What this task involves: Rewrite the listing from its first line up to and including the line with "plot-area bbox=[327, 62, 2277, 741]", swapping "data-point" for "marker" and leaving everything else unchanged.

Stored records:
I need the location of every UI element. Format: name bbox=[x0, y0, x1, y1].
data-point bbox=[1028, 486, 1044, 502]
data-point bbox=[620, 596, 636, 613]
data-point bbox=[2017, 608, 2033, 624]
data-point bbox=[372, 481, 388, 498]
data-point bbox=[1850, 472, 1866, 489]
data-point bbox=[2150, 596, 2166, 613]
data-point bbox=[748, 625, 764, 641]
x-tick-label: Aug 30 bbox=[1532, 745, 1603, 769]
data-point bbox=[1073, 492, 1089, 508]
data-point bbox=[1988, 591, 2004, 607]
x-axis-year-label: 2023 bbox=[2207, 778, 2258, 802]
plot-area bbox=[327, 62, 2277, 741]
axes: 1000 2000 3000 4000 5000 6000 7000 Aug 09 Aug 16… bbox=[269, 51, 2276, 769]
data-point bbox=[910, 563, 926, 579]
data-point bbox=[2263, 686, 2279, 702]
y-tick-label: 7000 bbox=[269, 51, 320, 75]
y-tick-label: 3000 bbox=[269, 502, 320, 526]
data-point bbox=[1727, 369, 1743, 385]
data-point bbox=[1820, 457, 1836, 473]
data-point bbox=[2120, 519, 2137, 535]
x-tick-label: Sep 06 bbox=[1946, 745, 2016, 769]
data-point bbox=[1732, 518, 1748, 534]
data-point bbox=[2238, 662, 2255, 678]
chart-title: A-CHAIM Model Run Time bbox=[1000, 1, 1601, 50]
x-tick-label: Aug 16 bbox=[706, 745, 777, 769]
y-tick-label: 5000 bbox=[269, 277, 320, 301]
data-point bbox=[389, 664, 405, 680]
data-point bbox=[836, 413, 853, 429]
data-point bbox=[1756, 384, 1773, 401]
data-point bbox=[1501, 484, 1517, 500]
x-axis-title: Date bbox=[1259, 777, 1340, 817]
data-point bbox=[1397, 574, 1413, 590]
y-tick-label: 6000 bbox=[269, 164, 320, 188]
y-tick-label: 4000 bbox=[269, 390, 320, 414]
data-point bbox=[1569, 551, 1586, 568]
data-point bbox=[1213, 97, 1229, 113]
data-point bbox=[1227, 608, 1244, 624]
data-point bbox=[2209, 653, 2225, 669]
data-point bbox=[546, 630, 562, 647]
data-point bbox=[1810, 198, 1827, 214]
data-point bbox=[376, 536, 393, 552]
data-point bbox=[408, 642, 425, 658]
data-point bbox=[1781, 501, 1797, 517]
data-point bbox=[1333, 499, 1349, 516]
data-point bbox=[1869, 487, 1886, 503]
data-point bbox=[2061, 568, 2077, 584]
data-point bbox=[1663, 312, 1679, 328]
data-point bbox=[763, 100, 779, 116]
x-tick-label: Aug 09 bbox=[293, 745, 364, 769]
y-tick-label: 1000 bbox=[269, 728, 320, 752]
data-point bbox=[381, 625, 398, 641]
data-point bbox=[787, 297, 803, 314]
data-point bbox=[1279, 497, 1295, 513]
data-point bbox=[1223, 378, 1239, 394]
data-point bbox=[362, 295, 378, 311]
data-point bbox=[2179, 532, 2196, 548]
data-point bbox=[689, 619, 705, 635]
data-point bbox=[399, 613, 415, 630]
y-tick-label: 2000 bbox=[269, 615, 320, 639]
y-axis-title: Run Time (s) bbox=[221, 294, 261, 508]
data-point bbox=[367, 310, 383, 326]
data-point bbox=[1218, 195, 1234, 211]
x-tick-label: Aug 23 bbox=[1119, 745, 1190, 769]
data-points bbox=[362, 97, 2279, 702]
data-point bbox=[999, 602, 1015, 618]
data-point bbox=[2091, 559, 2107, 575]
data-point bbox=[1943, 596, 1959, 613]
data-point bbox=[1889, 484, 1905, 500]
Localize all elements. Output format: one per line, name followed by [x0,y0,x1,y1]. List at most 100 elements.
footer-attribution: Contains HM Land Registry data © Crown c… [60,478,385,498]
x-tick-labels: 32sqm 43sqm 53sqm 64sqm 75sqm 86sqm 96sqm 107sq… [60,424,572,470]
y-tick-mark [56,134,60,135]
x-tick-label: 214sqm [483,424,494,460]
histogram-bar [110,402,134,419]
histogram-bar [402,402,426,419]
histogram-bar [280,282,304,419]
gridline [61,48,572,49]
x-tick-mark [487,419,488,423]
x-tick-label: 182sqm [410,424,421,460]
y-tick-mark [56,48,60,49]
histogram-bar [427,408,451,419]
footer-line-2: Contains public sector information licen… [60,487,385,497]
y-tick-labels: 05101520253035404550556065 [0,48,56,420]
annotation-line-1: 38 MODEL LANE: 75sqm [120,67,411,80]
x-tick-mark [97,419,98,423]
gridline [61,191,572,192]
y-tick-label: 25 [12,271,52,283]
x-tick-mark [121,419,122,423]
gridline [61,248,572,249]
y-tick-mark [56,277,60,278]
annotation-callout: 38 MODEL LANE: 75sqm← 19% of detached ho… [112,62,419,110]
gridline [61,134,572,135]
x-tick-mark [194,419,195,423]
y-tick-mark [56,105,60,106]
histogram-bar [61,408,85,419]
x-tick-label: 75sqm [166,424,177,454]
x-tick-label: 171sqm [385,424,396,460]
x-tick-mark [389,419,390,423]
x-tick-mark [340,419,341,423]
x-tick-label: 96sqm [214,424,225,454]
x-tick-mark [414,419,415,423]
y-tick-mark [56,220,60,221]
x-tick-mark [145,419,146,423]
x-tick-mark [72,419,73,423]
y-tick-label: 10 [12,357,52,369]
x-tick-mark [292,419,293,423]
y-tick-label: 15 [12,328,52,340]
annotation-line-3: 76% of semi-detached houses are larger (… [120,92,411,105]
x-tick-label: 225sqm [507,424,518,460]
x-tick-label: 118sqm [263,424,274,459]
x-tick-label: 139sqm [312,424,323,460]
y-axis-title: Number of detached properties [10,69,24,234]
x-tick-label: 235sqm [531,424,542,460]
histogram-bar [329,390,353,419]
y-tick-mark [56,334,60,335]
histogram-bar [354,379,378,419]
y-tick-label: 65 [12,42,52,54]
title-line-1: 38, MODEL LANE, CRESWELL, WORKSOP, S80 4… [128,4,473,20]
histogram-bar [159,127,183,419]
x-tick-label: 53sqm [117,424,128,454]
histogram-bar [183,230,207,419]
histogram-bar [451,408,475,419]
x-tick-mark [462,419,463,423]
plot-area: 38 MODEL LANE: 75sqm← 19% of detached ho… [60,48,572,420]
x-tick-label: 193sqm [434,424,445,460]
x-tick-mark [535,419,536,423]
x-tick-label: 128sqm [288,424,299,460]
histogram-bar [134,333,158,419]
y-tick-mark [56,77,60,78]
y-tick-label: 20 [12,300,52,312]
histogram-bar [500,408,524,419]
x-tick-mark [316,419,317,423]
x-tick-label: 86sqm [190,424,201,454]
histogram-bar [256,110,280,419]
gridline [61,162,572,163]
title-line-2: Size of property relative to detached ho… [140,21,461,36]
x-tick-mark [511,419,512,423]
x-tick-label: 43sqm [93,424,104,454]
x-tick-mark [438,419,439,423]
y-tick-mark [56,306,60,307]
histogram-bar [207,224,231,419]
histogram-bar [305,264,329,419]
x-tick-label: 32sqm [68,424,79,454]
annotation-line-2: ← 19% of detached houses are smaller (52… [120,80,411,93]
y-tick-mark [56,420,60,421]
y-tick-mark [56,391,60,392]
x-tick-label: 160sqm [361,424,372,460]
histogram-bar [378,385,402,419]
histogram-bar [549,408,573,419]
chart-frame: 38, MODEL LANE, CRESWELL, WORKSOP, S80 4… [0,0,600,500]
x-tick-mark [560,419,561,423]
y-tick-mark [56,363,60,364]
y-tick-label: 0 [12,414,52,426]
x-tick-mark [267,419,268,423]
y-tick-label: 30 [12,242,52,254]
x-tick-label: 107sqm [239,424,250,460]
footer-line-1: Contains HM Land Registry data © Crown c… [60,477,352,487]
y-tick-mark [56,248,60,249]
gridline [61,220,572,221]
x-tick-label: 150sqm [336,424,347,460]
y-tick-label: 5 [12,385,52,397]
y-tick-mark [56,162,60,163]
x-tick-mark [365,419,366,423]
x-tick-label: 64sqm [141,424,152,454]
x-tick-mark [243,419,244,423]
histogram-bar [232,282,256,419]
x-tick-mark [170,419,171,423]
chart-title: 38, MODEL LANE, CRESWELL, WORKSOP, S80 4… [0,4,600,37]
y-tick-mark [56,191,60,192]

Solution:
I need the location of every UI element. Format: name bbox=[x0, y0, x1, y1].
marker bbox=[1028, 486, 1044, 502]
marker bbox=[620, 596, 636, 613]
marker bbox=[2017, 608, 2033, 624]
marker bbox=[372, 481, 388, 498]
marker bbox=[1850, 472, 1866, 489]
marker bbox=[2150, 596, 2166, 613]
marker bbox=[748, 625, 764, 641]
x-tick-label: Aug 30 bbox=[1532, 745, 1603, 769]
marker bbox=[1073, 492, 1089, 508]
marker bbox=[1988, 591, 2004, 607]
x-axis-year-label: 2023 bbox=[2207, 778, 2258, 802]
plot-area bbox=[327, 62, 2277, 741]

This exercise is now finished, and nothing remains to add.